Exercise requirements:
Search the data for the string "attend" and gather each line it is in.

_ _ _ _ _

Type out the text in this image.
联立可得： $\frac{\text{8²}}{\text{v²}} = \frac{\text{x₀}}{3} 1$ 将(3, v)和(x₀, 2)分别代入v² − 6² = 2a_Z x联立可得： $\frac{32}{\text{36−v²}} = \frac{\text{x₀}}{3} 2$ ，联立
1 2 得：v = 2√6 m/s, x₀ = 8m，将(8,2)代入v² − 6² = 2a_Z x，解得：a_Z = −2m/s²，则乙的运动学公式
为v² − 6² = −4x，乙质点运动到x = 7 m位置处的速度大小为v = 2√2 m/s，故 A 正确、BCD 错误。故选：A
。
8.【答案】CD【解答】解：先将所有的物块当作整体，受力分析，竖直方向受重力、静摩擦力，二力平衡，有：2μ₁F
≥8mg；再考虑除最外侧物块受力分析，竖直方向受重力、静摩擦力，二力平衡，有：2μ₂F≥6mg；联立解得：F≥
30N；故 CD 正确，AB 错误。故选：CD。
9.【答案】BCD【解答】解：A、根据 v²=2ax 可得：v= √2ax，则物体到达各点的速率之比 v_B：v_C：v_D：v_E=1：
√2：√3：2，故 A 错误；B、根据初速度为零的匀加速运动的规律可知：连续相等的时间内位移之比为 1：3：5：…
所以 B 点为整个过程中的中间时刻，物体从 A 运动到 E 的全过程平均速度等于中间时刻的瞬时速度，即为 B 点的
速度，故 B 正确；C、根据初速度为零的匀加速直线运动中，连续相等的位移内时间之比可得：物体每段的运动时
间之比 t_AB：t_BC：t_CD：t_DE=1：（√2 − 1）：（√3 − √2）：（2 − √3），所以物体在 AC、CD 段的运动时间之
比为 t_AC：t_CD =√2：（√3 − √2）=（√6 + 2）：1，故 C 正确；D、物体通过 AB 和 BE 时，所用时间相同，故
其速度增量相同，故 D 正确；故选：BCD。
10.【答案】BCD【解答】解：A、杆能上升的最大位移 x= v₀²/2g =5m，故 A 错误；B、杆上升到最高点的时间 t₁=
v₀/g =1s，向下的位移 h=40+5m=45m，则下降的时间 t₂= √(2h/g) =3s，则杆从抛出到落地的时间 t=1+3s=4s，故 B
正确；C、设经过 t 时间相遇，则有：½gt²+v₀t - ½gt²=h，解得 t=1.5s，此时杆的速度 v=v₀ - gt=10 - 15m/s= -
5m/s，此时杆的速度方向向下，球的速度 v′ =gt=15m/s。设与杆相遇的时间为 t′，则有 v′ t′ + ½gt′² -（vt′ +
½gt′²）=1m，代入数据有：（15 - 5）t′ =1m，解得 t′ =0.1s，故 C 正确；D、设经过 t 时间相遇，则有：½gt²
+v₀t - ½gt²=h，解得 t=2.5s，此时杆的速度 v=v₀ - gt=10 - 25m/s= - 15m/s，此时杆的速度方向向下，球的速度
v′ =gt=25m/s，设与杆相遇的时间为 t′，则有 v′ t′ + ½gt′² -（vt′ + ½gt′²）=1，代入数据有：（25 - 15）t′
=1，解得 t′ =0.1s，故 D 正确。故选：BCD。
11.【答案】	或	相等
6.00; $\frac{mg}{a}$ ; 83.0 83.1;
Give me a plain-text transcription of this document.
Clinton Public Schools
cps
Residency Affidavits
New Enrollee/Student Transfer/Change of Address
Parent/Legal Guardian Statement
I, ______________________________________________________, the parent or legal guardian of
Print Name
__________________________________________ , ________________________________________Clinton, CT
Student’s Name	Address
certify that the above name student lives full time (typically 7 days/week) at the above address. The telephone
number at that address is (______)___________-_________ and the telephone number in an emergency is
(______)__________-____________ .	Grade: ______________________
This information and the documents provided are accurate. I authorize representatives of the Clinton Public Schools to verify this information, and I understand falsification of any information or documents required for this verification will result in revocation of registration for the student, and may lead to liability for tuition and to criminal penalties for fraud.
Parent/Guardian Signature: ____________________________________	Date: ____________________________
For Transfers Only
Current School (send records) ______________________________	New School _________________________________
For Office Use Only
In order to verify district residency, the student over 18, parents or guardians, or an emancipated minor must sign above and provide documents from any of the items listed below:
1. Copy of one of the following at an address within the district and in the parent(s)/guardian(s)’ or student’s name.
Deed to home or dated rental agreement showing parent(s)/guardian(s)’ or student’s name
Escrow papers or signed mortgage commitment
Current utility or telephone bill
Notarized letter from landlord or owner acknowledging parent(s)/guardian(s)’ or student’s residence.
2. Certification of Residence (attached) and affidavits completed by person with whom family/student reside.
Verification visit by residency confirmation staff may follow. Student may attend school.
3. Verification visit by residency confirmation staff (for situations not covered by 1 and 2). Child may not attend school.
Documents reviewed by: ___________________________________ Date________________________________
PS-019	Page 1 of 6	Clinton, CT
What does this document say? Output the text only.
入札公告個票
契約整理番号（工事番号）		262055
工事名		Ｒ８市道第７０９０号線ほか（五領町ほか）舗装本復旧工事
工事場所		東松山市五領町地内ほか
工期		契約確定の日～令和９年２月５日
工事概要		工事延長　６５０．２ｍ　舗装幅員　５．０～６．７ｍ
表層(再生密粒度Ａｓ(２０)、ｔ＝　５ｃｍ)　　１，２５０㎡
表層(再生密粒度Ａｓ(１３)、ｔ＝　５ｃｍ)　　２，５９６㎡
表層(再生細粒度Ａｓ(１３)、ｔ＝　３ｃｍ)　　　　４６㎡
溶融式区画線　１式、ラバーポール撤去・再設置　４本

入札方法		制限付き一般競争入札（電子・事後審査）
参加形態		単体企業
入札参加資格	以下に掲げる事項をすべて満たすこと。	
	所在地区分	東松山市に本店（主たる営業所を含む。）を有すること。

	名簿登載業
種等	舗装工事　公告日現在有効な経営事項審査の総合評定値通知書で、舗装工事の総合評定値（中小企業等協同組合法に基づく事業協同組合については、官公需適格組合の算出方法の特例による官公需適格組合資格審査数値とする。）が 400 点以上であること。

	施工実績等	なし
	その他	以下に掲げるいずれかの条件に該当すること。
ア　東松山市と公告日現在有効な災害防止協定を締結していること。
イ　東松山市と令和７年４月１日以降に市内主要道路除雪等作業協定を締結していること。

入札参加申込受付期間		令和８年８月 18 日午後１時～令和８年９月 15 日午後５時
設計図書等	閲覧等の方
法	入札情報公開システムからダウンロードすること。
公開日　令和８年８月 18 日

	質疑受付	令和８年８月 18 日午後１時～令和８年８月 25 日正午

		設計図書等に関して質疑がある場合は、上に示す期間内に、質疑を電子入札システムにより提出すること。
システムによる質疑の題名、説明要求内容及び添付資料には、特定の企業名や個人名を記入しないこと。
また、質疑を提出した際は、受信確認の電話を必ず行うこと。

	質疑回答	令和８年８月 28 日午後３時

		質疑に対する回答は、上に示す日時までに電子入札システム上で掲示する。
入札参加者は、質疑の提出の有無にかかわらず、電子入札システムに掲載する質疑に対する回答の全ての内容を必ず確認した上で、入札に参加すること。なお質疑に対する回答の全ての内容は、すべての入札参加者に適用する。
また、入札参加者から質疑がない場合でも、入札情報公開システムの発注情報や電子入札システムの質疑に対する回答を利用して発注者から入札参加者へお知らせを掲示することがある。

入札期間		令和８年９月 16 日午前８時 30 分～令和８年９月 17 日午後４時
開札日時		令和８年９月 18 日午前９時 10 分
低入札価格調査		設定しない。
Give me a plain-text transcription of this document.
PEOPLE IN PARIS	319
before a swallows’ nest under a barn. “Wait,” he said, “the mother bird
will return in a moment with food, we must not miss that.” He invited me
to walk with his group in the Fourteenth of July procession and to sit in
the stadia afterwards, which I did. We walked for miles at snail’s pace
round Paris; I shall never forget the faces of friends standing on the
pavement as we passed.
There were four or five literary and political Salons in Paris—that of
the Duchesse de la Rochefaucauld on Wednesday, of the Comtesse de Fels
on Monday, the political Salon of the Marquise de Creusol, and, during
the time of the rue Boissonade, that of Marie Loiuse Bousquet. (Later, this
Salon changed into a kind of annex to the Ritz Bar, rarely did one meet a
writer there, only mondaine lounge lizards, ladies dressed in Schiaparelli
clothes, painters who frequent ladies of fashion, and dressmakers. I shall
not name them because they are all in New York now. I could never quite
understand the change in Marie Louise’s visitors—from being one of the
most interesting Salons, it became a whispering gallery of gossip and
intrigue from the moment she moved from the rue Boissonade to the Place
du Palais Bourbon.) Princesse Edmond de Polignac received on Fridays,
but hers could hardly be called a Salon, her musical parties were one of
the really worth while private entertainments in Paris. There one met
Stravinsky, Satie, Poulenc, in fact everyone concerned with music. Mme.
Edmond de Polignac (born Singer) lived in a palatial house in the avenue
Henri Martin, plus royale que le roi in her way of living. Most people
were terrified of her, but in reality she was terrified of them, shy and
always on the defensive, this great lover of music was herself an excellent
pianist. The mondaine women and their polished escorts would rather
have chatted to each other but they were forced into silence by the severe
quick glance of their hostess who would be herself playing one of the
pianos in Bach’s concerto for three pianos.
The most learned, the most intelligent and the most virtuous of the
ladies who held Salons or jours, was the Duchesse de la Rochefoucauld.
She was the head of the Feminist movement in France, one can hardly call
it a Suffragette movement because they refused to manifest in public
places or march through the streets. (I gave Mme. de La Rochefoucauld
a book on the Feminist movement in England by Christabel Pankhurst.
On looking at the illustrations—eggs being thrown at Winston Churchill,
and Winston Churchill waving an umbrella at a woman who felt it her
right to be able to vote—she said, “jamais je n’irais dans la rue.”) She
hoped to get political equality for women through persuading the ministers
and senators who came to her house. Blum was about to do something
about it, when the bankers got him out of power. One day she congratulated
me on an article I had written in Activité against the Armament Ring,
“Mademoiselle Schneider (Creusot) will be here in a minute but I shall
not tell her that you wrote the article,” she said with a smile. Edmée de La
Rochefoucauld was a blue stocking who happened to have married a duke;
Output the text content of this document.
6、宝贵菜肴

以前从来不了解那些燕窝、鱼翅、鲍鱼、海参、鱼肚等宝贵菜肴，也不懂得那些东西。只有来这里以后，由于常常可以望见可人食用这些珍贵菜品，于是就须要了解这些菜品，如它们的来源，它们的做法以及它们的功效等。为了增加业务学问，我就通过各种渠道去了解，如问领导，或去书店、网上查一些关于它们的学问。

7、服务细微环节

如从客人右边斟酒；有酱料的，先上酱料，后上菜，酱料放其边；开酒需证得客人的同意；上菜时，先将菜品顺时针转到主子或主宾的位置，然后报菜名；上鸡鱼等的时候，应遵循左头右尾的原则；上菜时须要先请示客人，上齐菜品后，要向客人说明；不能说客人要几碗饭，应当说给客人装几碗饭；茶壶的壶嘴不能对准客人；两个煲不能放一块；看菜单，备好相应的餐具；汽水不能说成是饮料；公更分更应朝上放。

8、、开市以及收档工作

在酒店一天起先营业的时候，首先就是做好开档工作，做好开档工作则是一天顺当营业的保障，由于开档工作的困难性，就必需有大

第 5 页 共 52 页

_ _ _ _ _

Worked solution:
Verification visit by residency confirmation staff may follow. Student may attend school.
3. Verification visit by residency confirmation staff (for situations not covered by 1 and 2). Child may not attend school.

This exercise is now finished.